Dataset items:
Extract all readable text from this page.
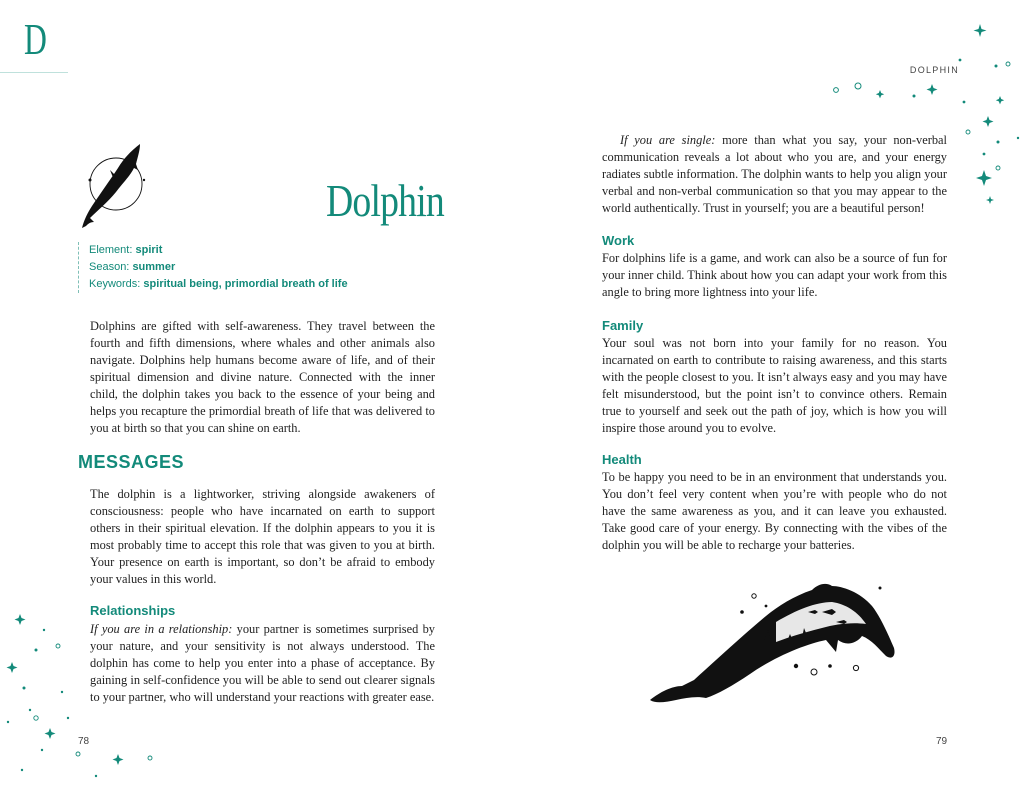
D
Dolphin
Element: spirit
Season: summer
Keywords: spiritual being, primordial breath of life

Dolphins are gifted with self-awareness. They travel between the fourth and fifth dimensions, where whales and other animals also navigate. Dolphins help humans become aware of life, and of their spiritual dimension and divine nature. Connected with the inner child, the dolphin takes you back to the essence of your being and helps you recapture the primordial breath of life that was delivered to you at birth so that you can shine on earth.

MESSAGES

The dolphin is a lightworker, striving alongside awakeners of consciousness: people who have incarnated on earth to support others in their spiritual elevation. If the dolphin appears to you it is most probably time to accept this role that was given to you at birth. Your presence on earth is important, so don’t be afraid to embody your values in this world.

Relationships

If you are in a relationship: your partner is sometimes surprised by your nature, and your sensitivity is not always understood. The dolphin has come to help you enter into a phase of acceptance. By gaining in self-confidence you will be able to send out clearer signals to your partner, who will understand your reactions with greater ease.

78
DOLPHIN

If you are single: more than what you say, your non-verbal communication reveals a lot about who you are, and your energy radiates subtle information. The dolphin wants to help you align your verbal and non-verbal communication so that you may appear to the world authentically. Trust in yourself; you are a beautiful person!

Work

For dolphins life is a game, and work can also be a source of fun for your inner child. Think about how you can adapt your work from this angle to bring more lightness into your life.

Family

Your soul was not born into your family for no reason. You incarnated on earth to contribute to raising awareness, and this starts with the people closest to you. It isn’t always easy and you may have felt misunderstood, but the point isn’t to convince others. Remain true to yourself and seek out the path of joy, which is how you will inspire those around you to evolve.

Health

To be happy you need to be in an environment that understands you. You don’t feel very content when you’re with people who do not have the same awareness as you, and it can leave you exhausted. Take good care of your energy. By connecting with the vibes of the dolphin you will be able to recharge your batteries.

79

▸ **Exercise directions**: The lines to collect are those holding the string "breath"; copy them all.

▸ **In response**:
Keywords: spiritual being, primordial breath of life
Dolphins are gifted with self-awareness. They travel between the fourth and fifth dimensions, where whales and other animals also navigate. Dolphins help humans become aware of life, and of their spiritual dimension and divine nature. Connected with the inner child, the dolphin takes you back to the essence of your being and helps you recapture the primordial breath of life that was delivered to you at birth so that you can shine on earth.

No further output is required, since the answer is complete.